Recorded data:
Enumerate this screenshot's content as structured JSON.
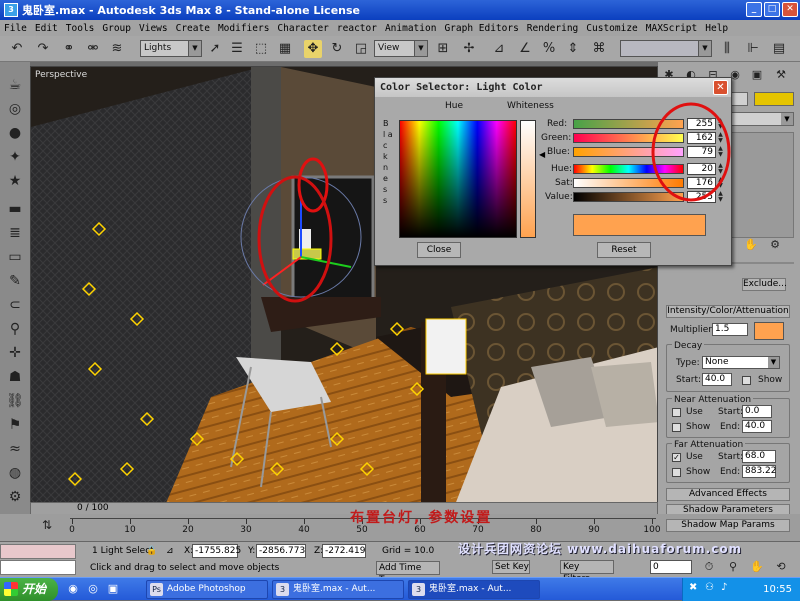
{
  "window": {
    "title": "鬼卧室.max - Autodesk 3ds Max 8  - Stand-alone License"
  },
  "menu": [
    "File",
    "Edit",
    "Tools",
    "Group",
    "Views",
    "Create",
    "Modifiers",
    "Character",
    "reactor",
    "Animation",
    "Graph Editors",
    "Rendering",
    "Customize",
    "MAXScript",
    "Help"
  ],
  "toolbar": {
    "selection_set": "Lights",
    "ref_coord": "View"
  },
  "viewport": {
    "label": "Perspective"
  },
  "dialog": {
    "title": "Color Selector: Light Color",
    "hue_label": "Hue",
    "whiteness_label": "Whiteness",
    "blackness_label": "B l a c k n e s s",
    "channels": [
      {
        "label": "Red:",
        "value": "255"
      },
      {
        "label": "Green:",
        "value": "162"
      },
      {
        "label": "Blue:",
        "value": "79"
      },
      {
        "label": "Hue:",
        "value": "20"
      },
      {
        "label": "Sat:",
        "value": "176"
      },
      {
        "label": "Value:",
        "value": "255"
      }
    ],
    "close_label": "Close",
    "reset_label": "Reset",
    "swatch_color": "#ffa24f"
  },
  "panel": {
    "exclude_label": "Exclude...",
    "intensity_rollout": "Intensity/Color/Attenuation",
    "multiplier_label": "Multiplier:",
    "multiplier_value": "1.5",
    "decay_label": "Decay",
    "type_label": "Type:",
    "type_value": "None",
    "start_label": "Start:",
    "decay_start": "40.0",
    "show_label": "Show",
    "near_label": "Near Attenuation",
    "use_label": "Use",
    "near_start": "0.0",
    "end_label": "End:",
    "near_end": "40.0",
    "far_label": "Far Attenuation",
    "far_start": "68.0",
    "far_end": "883.22",
    "advanced_effects": "Advanced Effects",
    "shadow_params": "Shadow Parameters",
    "shadow_map_params": "Shadow Map Params"
  },
  "timeline": {
    "slider_label": "0 / 100",
    "ticks": [
      "0",
      "10",
      "20",
      "30",
      "40",
      "50",
      "60",
      "70",
      "80",
      "90",
      "100"
    ]
  },
  "status": {
    "selection": "1 Light Select",
    "x_label": "X:",
    "x_value": "-1755.825",
    "y_label": "Y:",
    "y_value": "-2856.773",
    "z_label": "Z:",
    "z_value": "-272.419",
    "grid": "Grid = 10.0",
    "prompt": "Click and drag to select and move objects",
    "add_time_tag": "Add Time Tag",
    "set_key": "Set Key",
    "key_filters": "Key Filters...",
    "frame": "0"
  },
  "annotation": "布置台灯, 参数设置",
  "watermark": "设计兵团网资论坛  www.daihuaforum.com",
  "taskbar": {
    "start": "开始",
    "tasks": [
      "Adobe Photoshop",
      "鬼卧室.max - Aut...",
      "鬼卧室.max - Aut..."
    ],
    "clock": "10:55"
  }
}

= WHAT IS ASKED =
Output every entry exactly as given; pictures are not part of the copy.

= COMPLETED TASK =
Enumerate this screenshot's content as structured JSON.
{
  "window": {
    "title": "鬼卧室.max - Autodesk 3ds Max 8  - Stand-alone License"
  },
  "menu": [
    "File",
    "Edit",
    "Tools",
    "Group",
    "Views",
    "Create",
    "Modifiers",
    "Character",
    "reactor",
    "Animation",
    "Graph Editors",
    "Rendering",
    "Customize",
    "MAXScript",
    "Help"
  ],
  "toolbar": {
    "selection_set": "Lights",
    "ref_coord": "View"
  },
  "viewport": {
    "label": "Perspective"
  },
  "dialog": {
    "title": "Color Selector: Light Color",
    "hue_label": "Hue",
    "whiteness_label": "Whiteness",
    "blackness_label": "B l a c k n e s s",
    "channels": [
      {
        "label": "Red:",
        "value": "255"
      },
      {
        "label": "Green:",
        "value": "162"
      },
      {
        "label": "Blue:",
        "value": "79"
      },
      {
        "label": "Hue:",
        "value": "20"
      },
      {
        "label": "Sat:",
        "value": "176"
      },
      {
        "label": "Value:",
        "value": "255"
      }
    ],
    "close_label": "Close",
    "reset_label": "Reset",
    "swatch_color": "#ffa24f"
  },
  "panel": {
    "exclude_label": "Exclude...",
    "intensity_rollout": "Intensity/Color/Attenuation",
    "multiplier_label": "Multiplier:",
    "multiplier_value": "1.5",
    "decay_label": "Decay",
    "type_label": "Type:",
    "type_value": "None",
    "start_label": "Start:",
    "decay_start": "40.0",
    "show_label": "Show",
    "near_label": "Near Attenuation",
    "use_label": "Use",
    "near_start": "0.0",
    "end_label": "End:",
    "near_end": "40.0",
    "far_label": "Far Attenuation",
    "far_start": "68.0",
    "far_end": "883.22",
    "advanced_effects": "Advanced Effects",
    "shadow_params": "Shadow Parameters",
    "shadow_map_params": "Shadow Map Params"
  },
  "timeline": {
    "slider_label": "0 / 100",
    "ticks": [
      "0",
      "10",
      "20",
      "30",
      "40",
      "50",
      "60",
      "70",
      "80",
      "90",
      "100"
    ]
  },
  "status": {
    "selection": "1 Light Select",
    "x_label": "X:",
    "x_value": "-1755.825",
    "y_label": "Y:",
    "y_value": "-2856.773",
    "z_label": "Z:",
    "z_value": "-272.419",
    "grid": "Grid = 10.0",
    "prompt": "Click and drag to select and move objects",
    "add_time_tag": "Add Time Tag",
    "set_key": "Set Key",
    "key_filters": "Key Filters...",
    "frame": "0"
  },
  "annotation": "布置台灯, 参数设置",
  "watermark": "设计兵团网资论坛  www.daihuaforum.com",
  "taskbar": {
    "start": "开始",
    "tasks": [
      "Adobe Photoshop",
      "鬼卧室.max - Aut...",
      "鬼卧室.max - Aut..."
    ],
    "clock": "10:55"
  }
}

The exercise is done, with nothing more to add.